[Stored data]
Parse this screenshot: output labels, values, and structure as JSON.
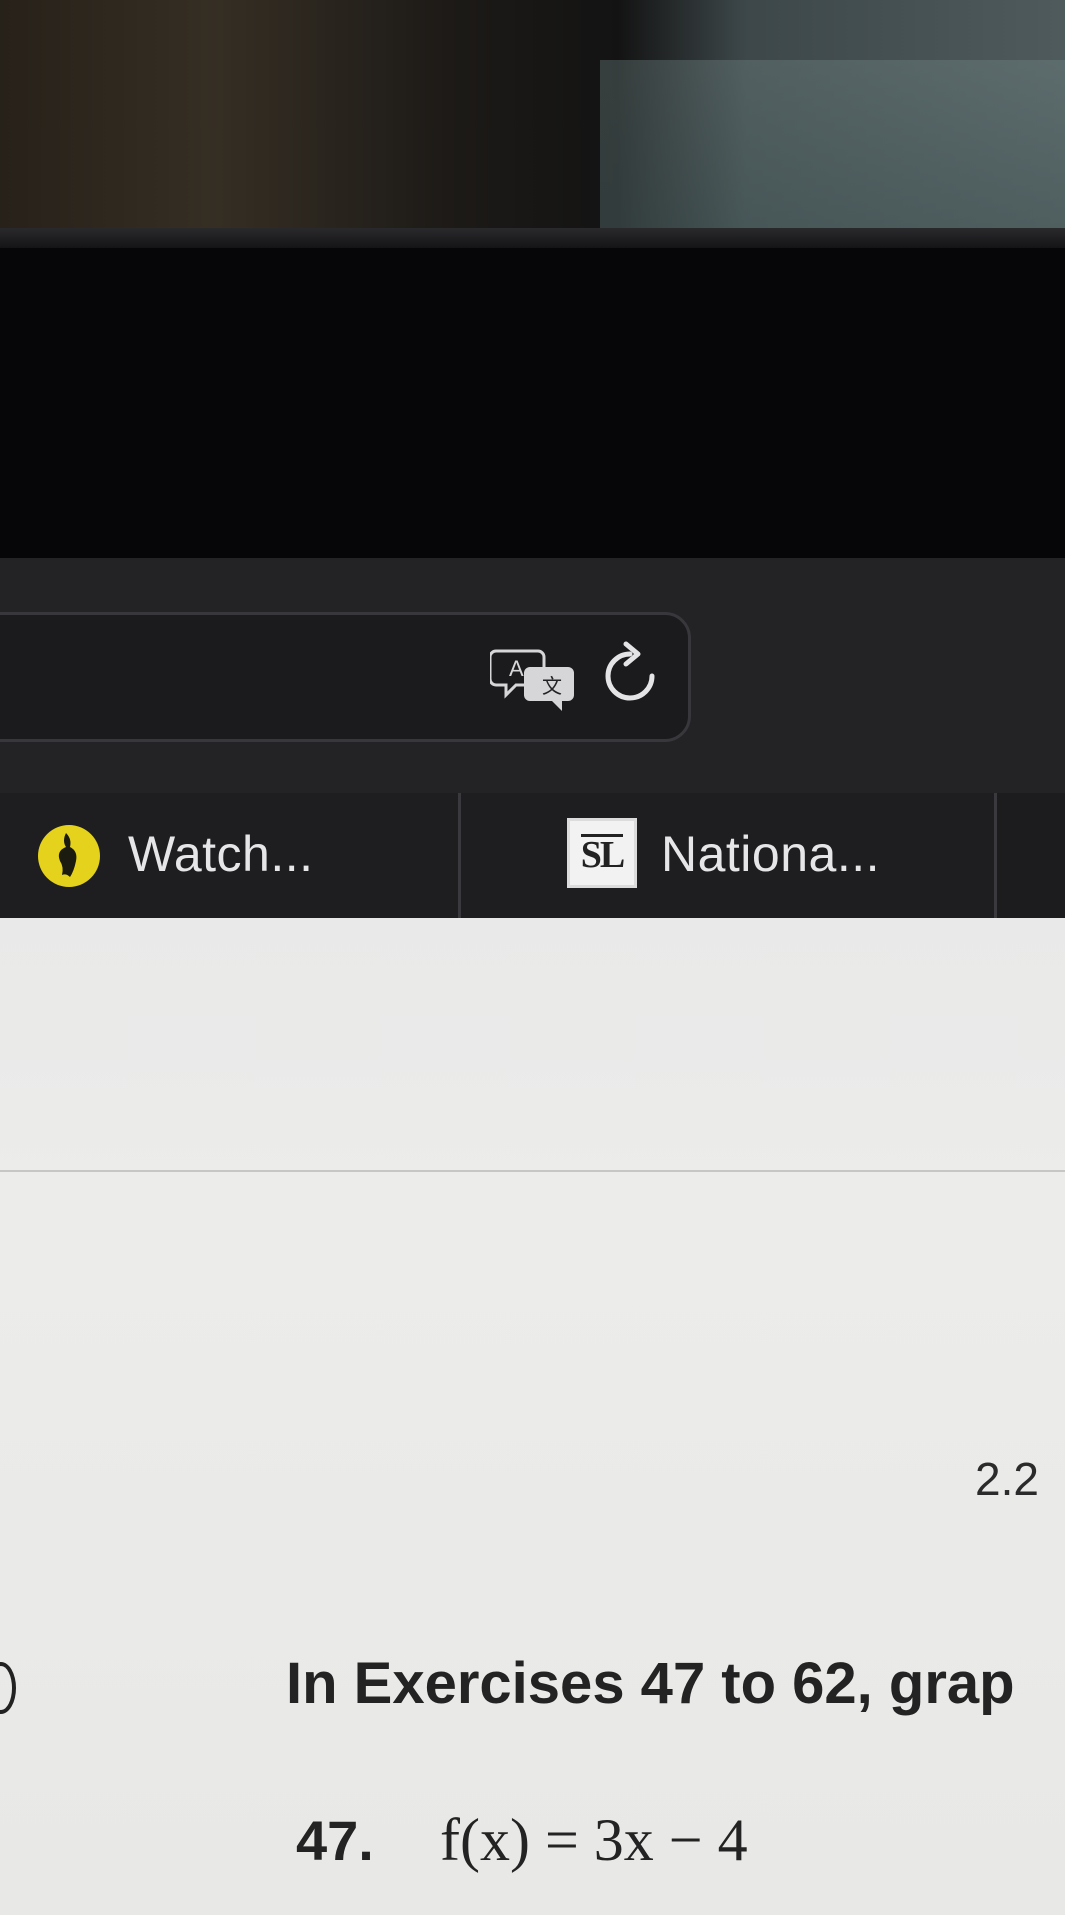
{
  "tabs": [
    {
      "label": "Watch...",
      "icon": "fish-player-icon"
    },
    {
      "label": "Nationa...",
      "icon": "sl-logo",
      "favicon_text": "SL"
    }
  ],
  "toolbar": {
    "translate_icon": "translate-icon",
    "reload_icon": "reload-icon"
  },
  "document": {
    "section": "2.2",
    "instruction": "In Exercises 47 to 62, grap",
    "exercise_number": "47.",
    "exercise_equation": "f(x) = 3x − 4"
  }
}
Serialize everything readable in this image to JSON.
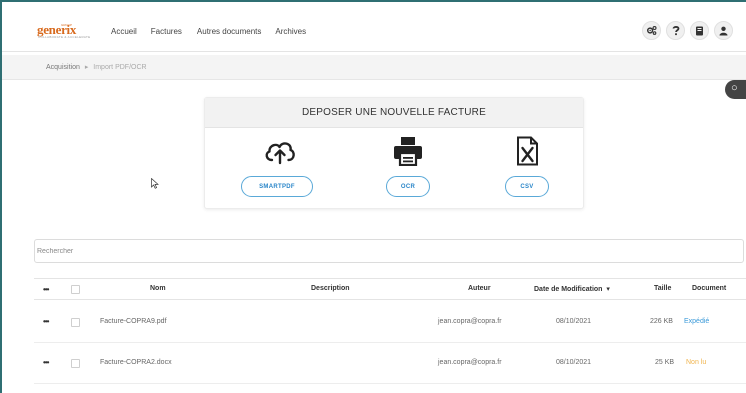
{
  "brand": {
    "logo_text": "generix",
    "logo_tag": "GROUP",
    "logo_sub": "COLLABORATE & ACCELERATE",
    "accent_color": "#d86a1e"
  },
  "nav": {
    "items": [
      {
        "label": "Accueil"
      },
      {
        "label": "Factures"
      },
      {
        "label": "Autres documents"
      },
      {
        "label": "Archives"
      }
    ]
  },
  "header_icons": [
    {
      "name": "settings-cogs-icon"
    },
    {
      "name": "help-icon"
    },
    {
      "name": "book-icon"
    },
    {
      "name": "user-icon"
    }
  ],
  "breadcrumb": {
    "parent": "Acquisition",
    "separator": "▸",
    "current": "Import PDF/OCR"
  },
  "upload": {
    "title": "DEPOSER UNE NOUVELLE FACTURE",
    "options": [
      {
        "label": "SMARTPDF",
        "icon": "cloud-upload-icon"
      },
      {
        "label": "OCR",
        "icon": "printer-icon"
      },
      {
        "label": "CSV",
        "icon": "excel-file-icon"
      }
    ],
    "button_color": "#2a86c9"
  },
  "search": {
    "placeholder": "Rechercher"
  },
  "table": {
    "columns": {
      "actions": "•••",
      "name": "Nom",
      "description": "Description",
      "author": "Auteur",
      "modified": "Date de Modification",
      "sort_indicator": "▾",
      "size": "Taille",
      "document": "Document"
    },
    "rows": [
      {
        "actions": "•••",
        "name": "Facture-COPRA9.pdf",
        "description": "",
        "author": "jean.copra@copra.fr",
        "modified": "08/10/2021",
        "size": "226 KB",
        "status": "Expédié",
        "status_color": "#3b9ad9"
      },
      {
        "actions": "•••",
        "name": "Facture-COPRA2.docx",
        "description": "",
        "author": "jean.copra@copra.fr",
        "modified": "08/10/2021",
        "size": "25 KB",
        "status": "Non lu",
        "status_color": "#f0b44c"
      }
    ]
  }
}
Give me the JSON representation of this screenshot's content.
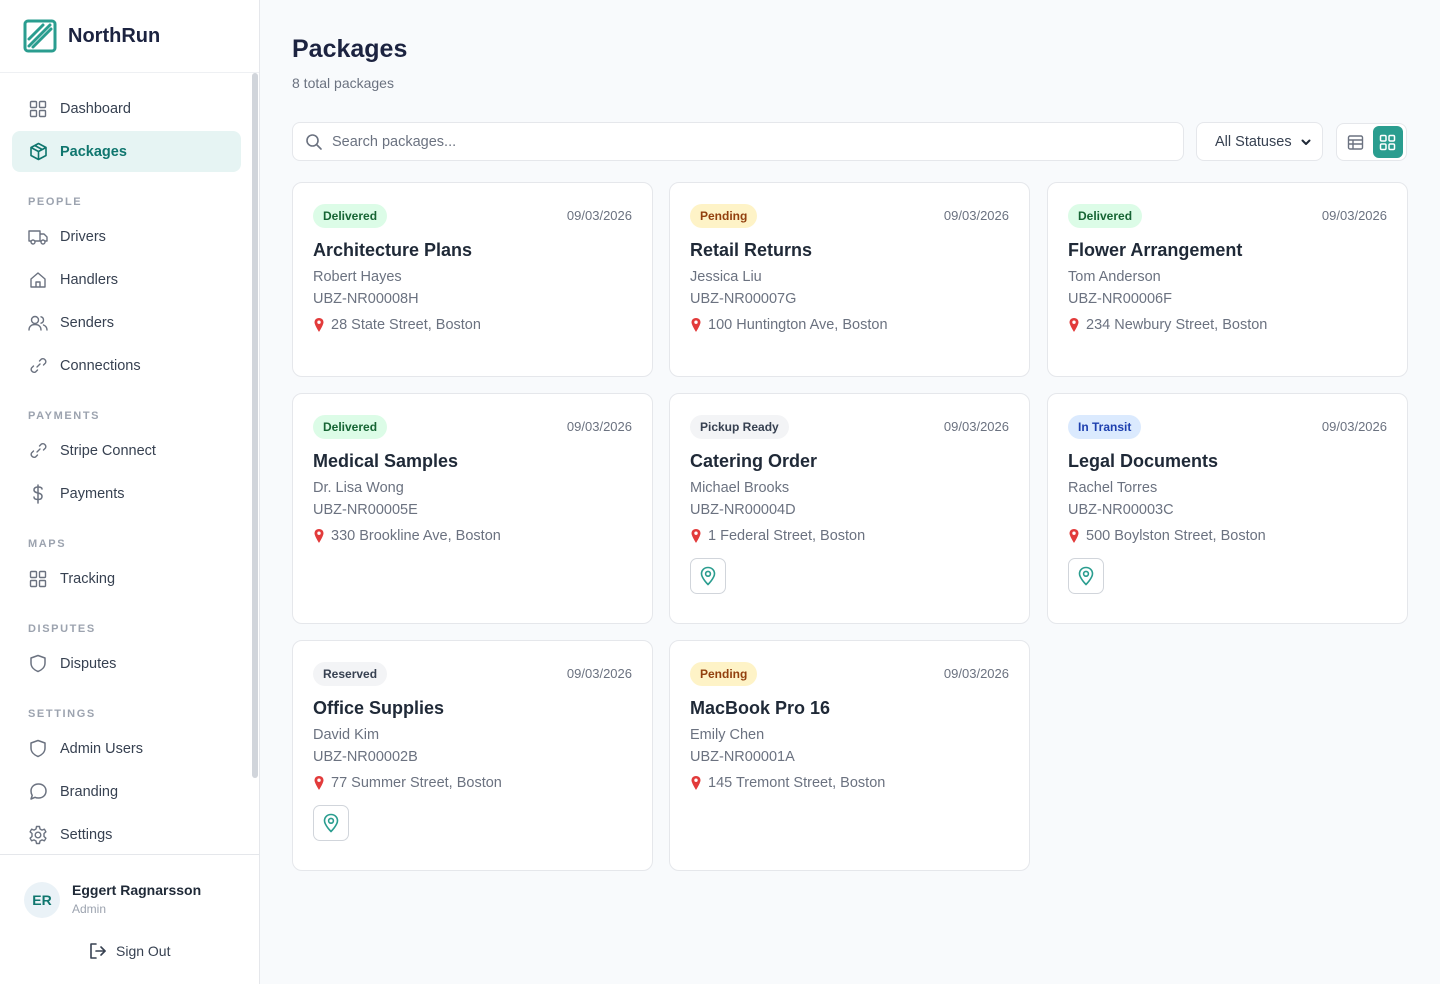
{
  "brand": {
    "name": "NorthRun"
  },
  "sidebar": {
    "nav_top": [
      {
        "label": "Dashboard",
        "icon": "grid-icon",
        "active": false
      },
      {
        "label": "Packages",
        "icon": "package-icon",
        "active": true
      }
    ],
    "sections": [
      {
        "title": "PEOPLE",
        "items": [
          {
            "label": "Drivers",
            "icon": "truck-icon"
          },
          {
            "label": "Handlers",
            "icon": "home-icon"
          },
          {
            "label": "Senders",
            "icon": "users-icon"
          },
          {
            "label": "Connections",
            "icon": "link-icon"
          }
        ]
      },
      {
        "title": "PAYMENTS",
        "items": [
          {
            "label": "Stripe Connect",
            "icon": "link-icon"
          },
          {
            "label": "Payments",
            "icon": "dollar-icon"
          }
        ]
      },
      {
        "title": "MAPS",
        "items": [
          {
            "label": "Tracking",
            "icon": "grid-icon"
          }
        ]
      },
      {
        "title": "DISPUTES",
        "items": [
          {
            "label": "Disputes",
            "icon": "shield-icon"
          }
        ]
      },
      {
        "title": "SETTINGS",
        "items": [
          {
            "label": "Admin Users",
            "icon": "shield-icon"
          },
          {
            "label": "Branding",
            "icon": "chat-icon"
          },
          {
            "label": "Settings",
            "icon": "gear-icon"
          }
        ]
      }
    ]
  },
  "user": {
    "initials": "ER",
    "name": "Eggert Ragnarsson",
    "role": "Admin",
    "sign_out_label": "Sign Out"
  },
  "page": {
    "title": "Packages",
    "subtitle": "8 total packages"
  },
  "search": {
    "placeholder": "Search packages..."
  },
  "filter": {
    "selected": "All Statuses"
  },
  "view": {
    "mode": "grid"
  },
  "status_colors": {
    "Delivered": {
      "bg": "#dcfce7",
      "fg": "#166534"
    },
    "Pending": {
      "bg": "#fef3c7",
      "fg": "#92400e"
    },
    "Pickup Ready": {
      "bg": "#f3f4f6",
      "fg": "#374151"
    },
    "In Transit": {
      "bg": "#dbeafe",
      "fg": "#1e40af"
    },
    "Reserved": {
      "bg": "#f3f4f6",
      "fg": "#374151"
    }
  },
  "accent_color": "#2a9d8f",
  "packages": [
    {
      "status": "Delivered",
      "date": "09/03/2026",
      "title": "Architecture Plans",
      "person": "Robert Hayes",
      "code": "UBZ-NR00008H",
      "address": "28 State Street, Boston",
      "map_button": false
    },
    {
      "status": "Pending",
      "date": "09/03/2026",
      "title": "Retail Returns",
      "person": "Jessica Liu",
      "code": "UBZ-NR00007G",
      "address": "100 Huntington Ave, Boston",
      "map_button": false
    },
    {
      "status": "Delivered",
      "date": "09/03/2026",
      "title": "Flower Arrangement",
      "person": "Tom Anderson",
      "code": "UBZ-NR00006F",
      "address": "234 Newbury Street, Boston",
      "map_button": false
    },
    {
      "status": "Delivered",
      "date": "09/03/2026",
      "title": "Medical Samples",
      "person": "Dr. Lisa Wong",
      "code": "UBZ-NR00005E",
      "address": "330 Brookline Ave, Boston",
      "map_button": false
    },
    {
      "status": "Pickup Ready",
      "date": "09/03/2026",
      "title": "Catering Order",
      "person": "Michael Brooks",
      "code": "UBZ-NR00004D",
      "address": "1 Federal Street, Boston",
      "map_button": true
    },
    {
      "status": "In Transit",
      "date": "09/03/2026",
      "title": "Legal Documents",
      "person": "Rachel Torres",
      "code": "UBZ-NR00003C",
      "address": "500 Boylston Street, Boston",
      "map_button": true
    },
    {
      "status": "Reserved",
      "date": "09/03/2026",
      "title": "Office Supplies",
      "person": "David Kim",
      "code": "UBZ-NR00002B",
      "address": "77 Summer Street, Boston",
      "map_button": true
    },
    {
      "status": "Pending",
      "date": "09/03/2026",
      "title": "MacBook Pro 16",
      "person": "Emily Chen",
      "code": "UBZ-NR00001A",
      "address": "145 Tremont Street, Boston",
      "map_button": false
    }
  ]
}
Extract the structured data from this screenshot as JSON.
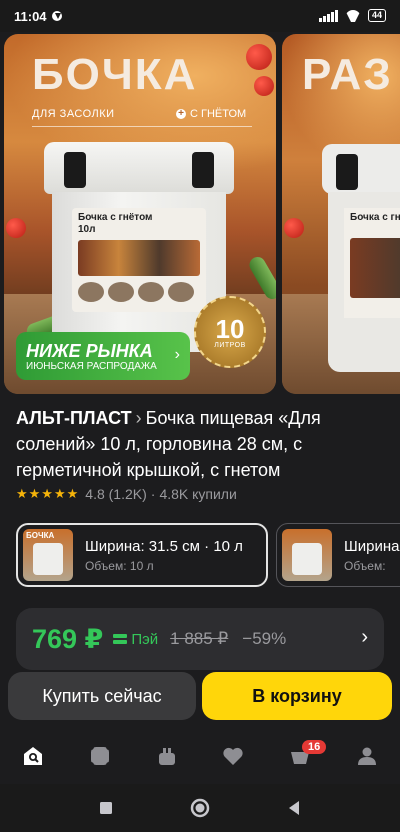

Do this:
Set every line down exactly as written, leaving each picture out.

Final result:
Parse this screenshot: output labels, values, and structure as JSON.
{
  "tabs": [
    {
      "label": "Watch...",
      "icon": "fish-player-icon"
    },
    {
      "label": "Nationa...",
      "icon": "sl-logo",
      "favicon_text": "SL"
    }
  ],
  "toolbar": {
    "translate_icon": "translate-icon",
    "reload_icon": "reload-icon"
  },
  "document": {
    "section": "2.2",
    "instruction": "In Exercises 47 to 62, grap",
    "exercise_number": "47.",
    "exercise_equation": "f(x) = 3x − 4"
  }
}
Serialize everything readable in this image to JSON.
{
  "brand": {
    "logo_text": "generix",
    "logo_tag": "GROUP",
    "logo_sub": "COLLABORATE & ACCELERATE",
    "accent_color": "#d86a1e"
  },
  "nav": {
    "items": [
      {
        "label": "Accueil"
      },
      {
        "label": "Factures"
      },
      {
        "label": "Autres documents"
      },
      {
        "label": "Archives"
      }
    ]
  },
  "header_icons": [
    {
      "name": "settings-cogs-icon"
    },
    {
      "name": "help-icon"
    },
    {
      "name": "book-icon"
    },
    {
      "name": "user-icon"
    }
  ],
  "breadcrumb": {
    "parent": "Acquisition",
    "separator": "▸",
    "current": "Import PDF/OCR"
  },
  "upload": {
    "title": "DEPOSER UNE NOUVELLE FACTURE",
    "options": [
      {
        "label": "SMARTPDF",
        "icon": "cloud-upload-icon"
      },
      {
        "label": "OCR",
        "icon": "printer-icon"
      },
      {
        "label": "CSV",
        "icon": "excel-file-icon"
      }
    ],
    "button_color": "#2a86c9"
  },
  "search": {
    "placeholder": "Rechercher"
  },
  "table": {
    "columns": {
      "actions": "•••",
      "name": "Nom",
      "description": "Description",
      "author": "Auteur",
      "modified": "Date de Modification",
      "sort_indicator": "▾",
      "size": "Taille",
      "document": "Document"
    },
    "rows": [
      {
        "actions": "•••",
        "name": "Facture-COPRA9.pdf",
        "description": "",
        "author": "jean.copra@copra.fr",
        "modified": "08/10/2021",
        "size": "226 KB",
        "status": "Expédié",
        "status_color": "#3b9ad9"
      },
      {
        "actions": "•••",
        "name": "Facture-COPRA2.docx",
        "description": "",
        "author": "jean.copra@copra.fr",
        "modified": "08/10/2021",
        "size": "25 KB",
        "status": "Non lu",
        "status_color": "#f0b44c"
      }
    ]
  }
}
Give me the JSON representation of this screenshot's content.
{
  "brand": {
    "name": "NorthRun"
  },
  "sidebar": {
    "nav_top": [
      {
        "label": "Dashboard",
        "icon": "grid-icon",
        "active": false
      },
      {
        "label": "Packages",
        "icon": "package-icon",
        "active": true
      }
    ],
    "sections": [
      {
        "title": "PEOPLE",
        "items": [
          {
            "label": "Drivers",
            "icon": "truck-icon"
          },
          {
            "label": "Handlers",
            "icon": "home-icon"
          },
          {
            "label": "Senders",
            "icon": "users-icon"
          },
          {
            "label": "Connections",
            "icon": "link-icon"
          }
        ]
      },
      {
        "title": "PAYMENTS",
        "items": [
          {
            "label": "Stripe Connect",
            "icon": "link-icon"
          },
          {
            "label": "Payments",
            "icon": "dollar-icon"
          }
        ]
      },
      {
        "title": "MAPS",
        "items": [
          {
            "label": "Tracking",
            "icon": "grid-icon"
          }
        ]
      },
      {
        "title": "DISPUTES",
        "items": [
          {
            "label": "Disputes",
            "icon": "shield-icon"
          }
        ]
      },
      {
        "title": "SETTINGS",
        "items": [
          {
            "label": "Admin Users",
            "icon": "shield-icon"
          },
          {
            "label": "Branding",
            "icon": "chat-icon"
          },
          {
            "label": "Settings",
            "icon": "gear-icon"
          }
        ]
      }
    ]
  },
  "user": {
    "initials": "ER",
    "name": "Eggert Ragnarsson",
    "role": "Admin",
    "sign_out_label": "Sign Out"
  },
  "page": {
    "title": "Packages",
    "subtitle": "8 total packages"
  },
  "search": {
    "placeholder": "Search packages..."
  },
  "filter": {
    "selected": "All Statuses"
  },
  "view": {
    "mode": "grid"
  },
  "status_colors": {
    "Delivered": {
      "bg": "#dcfce7",
      "fg": "#166534"
    },
    "Pending": {
      "bg": "#fef3c7",
      "fg": "#92400e"
    },
    "Pickup Ready": {
      "bg": "#f3f4f6",
      "fg": "#374151"
    },
    "In Transit": {
      "bg": "#dbeafe",
      "fg": "#1e40af"
    },
    "Reserved": {
      "bg": "#f3f4f6",
      "fg": "#374151"
    }
  },
  "accent_color": "#2a9d8f",
  "packages": [
    {
      "status": "Delivered",
      "date": "09/03/2026",
      "title": "Architecture Plans",
      "person": "Robert Hayes",
      "code": "UBZ-NR00008H",
      "address": "28 State Street, Boston",
      "map_button": false
    },
    {
      "status": "Pending",
      "date": "09/03/2026",
      "title": "Retail Returns",
      "person": "Jessica Liu",
      "code": "UBZ-NR00007G",
      "address": "100 Huntington Ave, Boston",
      "map_button": false
    },
    {
      "status": "Delivered",
      "date": "09/03/2026",
      "title": "Flower Arrangement",
      "person": "Tom Anderson",
      "code": "UBZ-NR00006F",
      "address": "234 Newbury Street, Boston",
      "map_button": false
    },
    {
      "status": "Delivered",
      "date": "09/03/2026",
      "title": "Medical Samples",
      "person": "Dr. Lisa Wong",
      "code": "UBZ-NR00005E",
      "address": "330 Brookline Ave, Boston",
      "map_button": false
    },
    {
      "status": "Pickup Ready",
      "date": "09/03/2026",
      "title": "Catering Order",
      "person": "Michael Brooks",
      "code": "UBZ-NR00004D",
      "address": "1 Federal Street, Boston",
      "map_button": true
    },
    {
      "status": "In Transit",
      "date": "09/03/2026",
      "title": "Legal Documents",
      "person": "Rachel Torres",
      "code": "UBZ-NR00003C",
      "address": "500 Boylston Street, Boston",
      "map_button": true
    },
    {
      "status": "Reserved",
      "date": "09/03/2026",
      "title": "Office Supplies",
      "person": "David Kim",
      "code": "UBZ-NR00002B",
      "address": "77 Summer Street, Boston",
      "map_button": true
    },
    {
      "status": "Pending",
      "date": "09/03/2026",
      "title": "MacBook Pro 16",
      "person": "Emily Chen",
      "code": "UBZ-NR00001A",
      "address": "145 Tremont Street, Boston",
      "map_button": false
    }
  ]
}
Extract the structured data from this screenshot as JSON.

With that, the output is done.